> _Data provided_:
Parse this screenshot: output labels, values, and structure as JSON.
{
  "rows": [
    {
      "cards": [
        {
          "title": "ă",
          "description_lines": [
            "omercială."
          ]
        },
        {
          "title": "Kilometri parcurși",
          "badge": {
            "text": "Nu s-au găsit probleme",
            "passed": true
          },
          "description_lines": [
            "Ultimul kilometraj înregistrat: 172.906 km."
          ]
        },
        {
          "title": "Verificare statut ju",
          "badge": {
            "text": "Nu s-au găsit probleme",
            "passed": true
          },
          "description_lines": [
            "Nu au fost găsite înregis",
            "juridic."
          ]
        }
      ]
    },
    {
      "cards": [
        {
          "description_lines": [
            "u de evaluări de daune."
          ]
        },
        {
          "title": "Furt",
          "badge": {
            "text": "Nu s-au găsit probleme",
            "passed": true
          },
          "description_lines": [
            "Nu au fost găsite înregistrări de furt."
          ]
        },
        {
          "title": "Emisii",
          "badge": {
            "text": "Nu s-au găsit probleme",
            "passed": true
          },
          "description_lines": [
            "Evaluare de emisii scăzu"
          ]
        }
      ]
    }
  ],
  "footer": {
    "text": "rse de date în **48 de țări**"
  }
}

> _Exercise details_: Write out every line of the material again, exactly as it reads.

> _Answer in full_:
Parse this screenshot: output labels, values, and structure as JSON.
{
  "rows": [
    {
      "cards": [
        {
          "title": "ă",
          "description_lines": [
            "omercială."
          ]
        },
        {
          "title": "Kilometri parcurși",
          "badge": {
            "text": "Nu s-au găsit probleme",
            "passed": true
          },
          "description_lines": [
            "Ultimul kilometraj înregistrat: 172.906 km."
          ]
        },
        {
          "title": "Verificare statut ju",
          "badge": {
            "text": "Nu s-au găsit probleme",
            "passed": true
          },
          "description_lines": [
            "Nu au fost găsite înregis",
            "juridic."
          ]
        }
      ]
    },
    {
      "cards": [
        {
          "description_lines": [
            "u de evaluări de daune."
          ]
        },
        {
          "title": "Furt",
          "badge": {
            "text": "Nu s-au găsit probleme",
            "passed": true
          },
          "description_lines": [
            "Nu au fost găsite înregistrări de furt."
          ]
        },
        {
          "title": "Emisii",
          "badge": {
            "text": "Nu s-au găsit probleme",
            "passed": true
          },
          "description_lines": [
            "Evaluare de emisii scăzu"
          ]
        }
      ]
    }
  ],
  "footer": {
    "text": "rse de date în **48 de țări**"
  }
}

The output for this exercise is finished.